→ The task
Copy whichever lines contain the string "International".

------ Entries supplied

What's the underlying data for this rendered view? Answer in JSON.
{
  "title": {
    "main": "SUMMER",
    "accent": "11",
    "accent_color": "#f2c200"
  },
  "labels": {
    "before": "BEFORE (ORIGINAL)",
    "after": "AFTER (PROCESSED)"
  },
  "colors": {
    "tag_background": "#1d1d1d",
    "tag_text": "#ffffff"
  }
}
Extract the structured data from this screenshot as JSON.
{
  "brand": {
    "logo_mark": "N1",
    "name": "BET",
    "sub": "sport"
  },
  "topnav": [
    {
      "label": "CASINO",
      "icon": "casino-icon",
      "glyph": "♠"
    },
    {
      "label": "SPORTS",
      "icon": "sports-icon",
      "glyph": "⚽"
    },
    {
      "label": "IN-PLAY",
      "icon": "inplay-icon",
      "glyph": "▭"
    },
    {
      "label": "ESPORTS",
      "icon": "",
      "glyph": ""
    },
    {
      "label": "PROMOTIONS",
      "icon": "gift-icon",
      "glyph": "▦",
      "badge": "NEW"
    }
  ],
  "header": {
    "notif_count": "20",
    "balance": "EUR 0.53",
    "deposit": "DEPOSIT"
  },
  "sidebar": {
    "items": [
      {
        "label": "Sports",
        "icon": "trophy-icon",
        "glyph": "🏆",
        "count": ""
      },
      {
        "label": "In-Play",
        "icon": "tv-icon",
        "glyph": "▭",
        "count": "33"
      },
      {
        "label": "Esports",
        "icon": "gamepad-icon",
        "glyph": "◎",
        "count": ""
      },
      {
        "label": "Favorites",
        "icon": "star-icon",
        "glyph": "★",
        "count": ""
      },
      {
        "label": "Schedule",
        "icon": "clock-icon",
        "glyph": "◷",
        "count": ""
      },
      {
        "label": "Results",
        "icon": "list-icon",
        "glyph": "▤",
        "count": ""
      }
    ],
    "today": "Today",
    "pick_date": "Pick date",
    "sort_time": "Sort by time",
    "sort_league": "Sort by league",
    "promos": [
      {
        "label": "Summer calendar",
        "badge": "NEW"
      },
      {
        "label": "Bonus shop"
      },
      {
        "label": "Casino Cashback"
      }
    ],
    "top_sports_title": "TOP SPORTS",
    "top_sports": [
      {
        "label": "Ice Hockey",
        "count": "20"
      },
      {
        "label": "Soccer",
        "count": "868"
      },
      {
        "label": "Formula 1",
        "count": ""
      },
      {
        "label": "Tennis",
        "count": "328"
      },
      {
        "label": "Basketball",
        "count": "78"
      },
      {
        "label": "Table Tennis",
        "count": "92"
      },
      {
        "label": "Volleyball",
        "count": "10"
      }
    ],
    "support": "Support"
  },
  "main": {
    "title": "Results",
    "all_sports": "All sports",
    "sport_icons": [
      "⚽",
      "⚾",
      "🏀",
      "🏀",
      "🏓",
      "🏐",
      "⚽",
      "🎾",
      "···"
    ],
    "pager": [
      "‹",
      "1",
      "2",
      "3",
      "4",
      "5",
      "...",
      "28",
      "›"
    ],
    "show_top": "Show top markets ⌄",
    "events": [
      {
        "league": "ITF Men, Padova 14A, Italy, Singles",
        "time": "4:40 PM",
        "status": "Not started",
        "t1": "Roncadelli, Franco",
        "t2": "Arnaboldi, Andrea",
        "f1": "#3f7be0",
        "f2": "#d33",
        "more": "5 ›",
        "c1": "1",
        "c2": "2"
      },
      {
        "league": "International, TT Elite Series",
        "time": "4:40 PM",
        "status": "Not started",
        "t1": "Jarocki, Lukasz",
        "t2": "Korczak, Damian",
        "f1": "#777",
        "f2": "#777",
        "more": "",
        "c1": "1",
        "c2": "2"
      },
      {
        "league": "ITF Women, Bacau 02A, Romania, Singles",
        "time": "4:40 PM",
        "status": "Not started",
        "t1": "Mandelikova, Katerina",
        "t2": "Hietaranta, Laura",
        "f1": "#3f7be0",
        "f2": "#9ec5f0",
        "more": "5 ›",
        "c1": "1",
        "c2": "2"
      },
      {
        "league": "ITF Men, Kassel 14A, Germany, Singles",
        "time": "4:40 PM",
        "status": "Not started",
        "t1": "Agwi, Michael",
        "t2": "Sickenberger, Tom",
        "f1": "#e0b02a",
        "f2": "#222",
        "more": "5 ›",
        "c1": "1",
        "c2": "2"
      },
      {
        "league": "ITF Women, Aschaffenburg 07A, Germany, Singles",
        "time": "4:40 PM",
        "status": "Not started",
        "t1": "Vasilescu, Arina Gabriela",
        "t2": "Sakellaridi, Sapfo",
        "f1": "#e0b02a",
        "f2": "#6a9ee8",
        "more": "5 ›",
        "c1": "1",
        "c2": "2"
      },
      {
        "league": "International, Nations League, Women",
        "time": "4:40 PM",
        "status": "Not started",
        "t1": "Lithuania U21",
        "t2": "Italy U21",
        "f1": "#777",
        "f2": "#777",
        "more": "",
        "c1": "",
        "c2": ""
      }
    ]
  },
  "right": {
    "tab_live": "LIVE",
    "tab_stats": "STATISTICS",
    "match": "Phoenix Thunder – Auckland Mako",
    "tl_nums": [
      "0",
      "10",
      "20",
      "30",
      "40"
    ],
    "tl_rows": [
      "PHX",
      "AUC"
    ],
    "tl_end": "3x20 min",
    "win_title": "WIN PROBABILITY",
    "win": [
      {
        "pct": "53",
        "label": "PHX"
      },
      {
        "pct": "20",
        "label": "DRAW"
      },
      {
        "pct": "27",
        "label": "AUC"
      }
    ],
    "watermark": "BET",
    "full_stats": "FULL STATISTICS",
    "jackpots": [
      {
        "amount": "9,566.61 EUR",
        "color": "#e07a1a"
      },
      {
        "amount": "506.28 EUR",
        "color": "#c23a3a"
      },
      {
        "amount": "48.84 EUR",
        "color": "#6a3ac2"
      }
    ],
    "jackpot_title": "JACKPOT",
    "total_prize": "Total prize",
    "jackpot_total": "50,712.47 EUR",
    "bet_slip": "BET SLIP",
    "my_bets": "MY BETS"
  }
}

------------

→ Complete answer
        "league": "International, TT Elite Series",
        "league": "International, Nations League, Women",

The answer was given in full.